>> BEGIN

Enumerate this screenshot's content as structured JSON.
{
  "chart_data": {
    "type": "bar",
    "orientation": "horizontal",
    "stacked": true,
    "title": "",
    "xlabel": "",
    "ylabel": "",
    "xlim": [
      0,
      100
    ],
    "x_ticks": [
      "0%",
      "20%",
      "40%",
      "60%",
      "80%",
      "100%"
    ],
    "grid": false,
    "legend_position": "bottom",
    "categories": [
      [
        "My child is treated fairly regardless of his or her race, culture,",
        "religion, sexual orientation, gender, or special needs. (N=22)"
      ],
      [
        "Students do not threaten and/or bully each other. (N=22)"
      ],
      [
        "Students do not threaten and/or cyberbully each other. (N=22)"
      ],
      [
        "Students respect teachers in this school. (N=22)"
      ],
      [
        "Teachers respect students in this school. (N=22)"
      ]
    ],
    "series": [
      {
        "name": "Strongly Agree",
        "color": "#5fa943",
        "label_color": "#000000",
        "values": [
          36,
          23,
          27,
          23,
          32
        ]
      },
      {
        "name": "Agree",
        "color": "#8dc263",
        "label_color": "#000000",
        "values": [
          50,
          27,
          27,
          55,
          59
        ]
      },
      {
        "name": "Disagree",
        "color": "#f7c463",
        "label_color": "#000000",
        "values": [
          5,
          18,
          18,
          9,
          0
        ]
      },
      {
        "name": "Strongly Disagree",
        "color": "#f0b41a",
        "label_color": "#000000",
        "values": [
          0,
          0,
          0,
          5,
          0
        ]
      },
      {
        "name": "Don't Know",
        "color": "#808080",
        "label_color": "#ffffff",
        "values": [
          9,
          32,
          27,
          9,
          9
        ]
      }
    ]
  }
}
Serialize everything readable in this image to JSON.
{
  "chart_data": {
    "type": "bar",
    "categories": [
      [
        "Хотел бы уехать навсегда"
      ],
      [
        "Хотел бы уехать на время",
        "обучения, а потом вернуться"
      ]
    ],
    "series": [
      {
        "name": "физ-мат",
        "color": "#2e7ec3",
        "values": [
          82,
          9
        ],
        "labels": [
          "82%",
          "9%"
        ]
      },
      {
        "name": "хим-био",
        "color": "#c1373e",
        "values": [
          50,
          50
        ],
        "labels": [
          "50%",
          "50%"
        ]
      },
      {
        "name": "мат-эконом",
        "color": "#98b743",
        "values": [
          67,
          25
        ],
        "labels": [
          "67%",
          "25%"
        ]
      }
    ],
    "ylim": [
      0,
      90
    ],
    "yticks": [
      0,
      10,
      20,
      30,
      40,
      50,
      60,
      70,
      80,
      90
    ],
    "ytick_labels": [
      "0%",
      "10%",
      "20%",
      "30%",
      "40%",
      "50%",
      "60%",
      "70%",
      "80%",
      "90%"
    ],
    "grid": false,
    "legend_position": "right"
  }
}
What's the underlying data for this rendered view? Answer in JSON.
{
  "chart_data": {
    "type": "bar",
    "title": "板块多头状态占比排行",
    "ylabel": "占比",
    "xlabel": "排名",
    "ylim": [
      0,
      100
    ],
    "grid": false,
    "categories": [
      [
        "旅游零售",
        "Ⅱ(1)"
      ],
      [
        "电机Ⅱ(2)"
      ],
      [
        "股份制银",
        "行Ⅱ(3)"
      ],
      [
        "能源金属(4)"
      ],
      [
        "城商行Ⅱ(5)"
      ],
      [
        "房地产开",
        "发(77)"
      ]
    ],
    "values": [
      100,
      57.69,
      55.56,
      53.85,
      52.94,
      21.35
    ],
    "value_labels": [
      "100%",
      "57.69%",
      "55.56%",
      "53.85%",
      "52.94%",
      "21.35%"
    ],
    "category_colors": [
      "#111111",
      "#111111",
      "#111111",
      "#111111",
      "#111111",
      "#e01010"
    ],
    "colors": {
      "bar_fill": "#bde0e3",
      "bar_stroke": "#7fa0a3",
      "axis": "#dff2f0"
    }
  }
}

>> END

What the task requires = Write out all of the records above exactly as they appear.

Completed task =
Enumerate this screenshot's content as structured JSON.
{
  "chart_data": {
    "type": "bar",
    "orientation": "horizontal",
    "stacked": true,
    "title": "",
    "xlabel": "",
    "ylabel": "",
    "xlim": [
      0,
      100
    ],
    "x_ticks": [
      "0%",
      "20%",
      "40%",
      "60%",
      "80%",
      "100%"
    ],
    "grid": false,
    "legend_position": "bottom",
    "categories": [
      [
        "My child is treated fairly regardless of his or her race, culture,",
        "religion, sexual orientation, gender, or special needs. (N=22)"
      ],
      [
        "Students do not threaten and/or bully each other. (N=22)"
      ],
      [
        "Students do not threaten and/or cyberbully each other. (N=22)"
      ],
      [
        "Students respect teachers in this school. (N=22)"
      ],
      [
        "Teachers respect students in this school. (N=22)"
      ]
    ],
    "series": [
      {
        "name": "Strongly Agree",
        "color": "#5fa943",
        "label_color": "#000000",
        "values": [
          36,
          23,
          27,
          23,
          32
        ]
      },
      {
        "name": "Agree",
        "color": "#8dc263",
        "label_color": "#000000",
        "values": [
          50,
          27,
          27,
          55,
          59
        ]
      },
      {
        "name": "Disagree",
        "color": "#f7c463",
        "label_color": "#000000",
        "values": [
          5,
          18,
          18,
          9,
          0
        ]
      },
      {
        "name": "Strongly Disagree",
        "color": "#f0b41a",
        "label_color": "#000000",
        "values": [
          0,
          0,
          0,
          5,
          0
        ]
      },
      {
        "name": "Don't Know",
        "color": "#808080",
        "label_color": "#ffffff",
        "values": [
          9,
          32,
          27,
          9,
          9
        ]
      }
    ]
  }
}
Serialize everything readable in this image to JSON.
{
  "chart_data": {
    "type": "bar",
    "categories": [
      [
        "Хотел бы уехать навсегда"
      ],
      [
        "Хотел бы уехать на время",
        "обучения, а потом вернуться"
      ]
    ],
    "series": [
      {
        "name": "физ-мат",
        "color": "#2e7ec3",
        "values": [
          82,
          9
        ],
        "labels": [
          "82%",
          "9%"
        ]
      },
      {
        "name": "хим-био",
        "color": "#c1373e",
        "values": [
          50,
          50
        ],
        "labels": [
          "50%",
          "50%"
        ]
      },
      {
        "name": "мат-эконом",
        "color": "#98b743",
        "values": [
          67,
          25
        ],
        "labels": [
          "67%",
          "25%"
        ]
      }
    ],
    "ylim": [
      0,
      90
    ],
    "yticks": [
      0,
      10,
      20,
      30,
      40,
      50,
      60,
      70,
      80,
      90
    ],
    "ytick_labels": [
      "0%",
      "10%",
      "20%",
      "30%",
      "40%",
      "50%",
      "60%",
      "70%",
      "80%",
      "90%"
    ],
    "grid": false,
    "legend_position": "right"
  }
}
What's the underlying data for this rendered view? Answer in JSON.
{
  "chart_data": {
    "type": "bar",
    "title": "板块多头状态占比排行",
    "ylabel": "占比",
    "xlabel": "排名",
    "ylim": [
      0,
      100
    ],
    "grid": false,
    "categories": [
      [
        "旅游零售",
        "Ⅱ(1)"
      ],
      [
        "电机Ⅱ(2)"
      ],
      [
        "股份制银",
        "行Ⅱ(3)"
      ],
      [
        "能源金属(4)"
      ],
      [
        "城商行Ⅱ(5)"
      ],
      [
        "房地产开",
        "发(77)"
      ]
    ],
    "values": [
      100,
      57.69,
      55.56,
      53.85,
      52.94,
      21.35
    ],
    "value_labels": [
      "100%",
      "57.69%",
      "55.56%",
      "53.85%",
      "52.94%",
      "21.35%"
    ],
    "category_colors": [
      "#111111",
      "#111111",
      "#111111",
      "#111111",
      "#111111",
      "#e01010"
    ],
    "colors": {
      "bar_fill": "#bde0e3",
      "bar_stroke": "#7fa0a3",
      "axis": "#dff2f0"
    }
  }
}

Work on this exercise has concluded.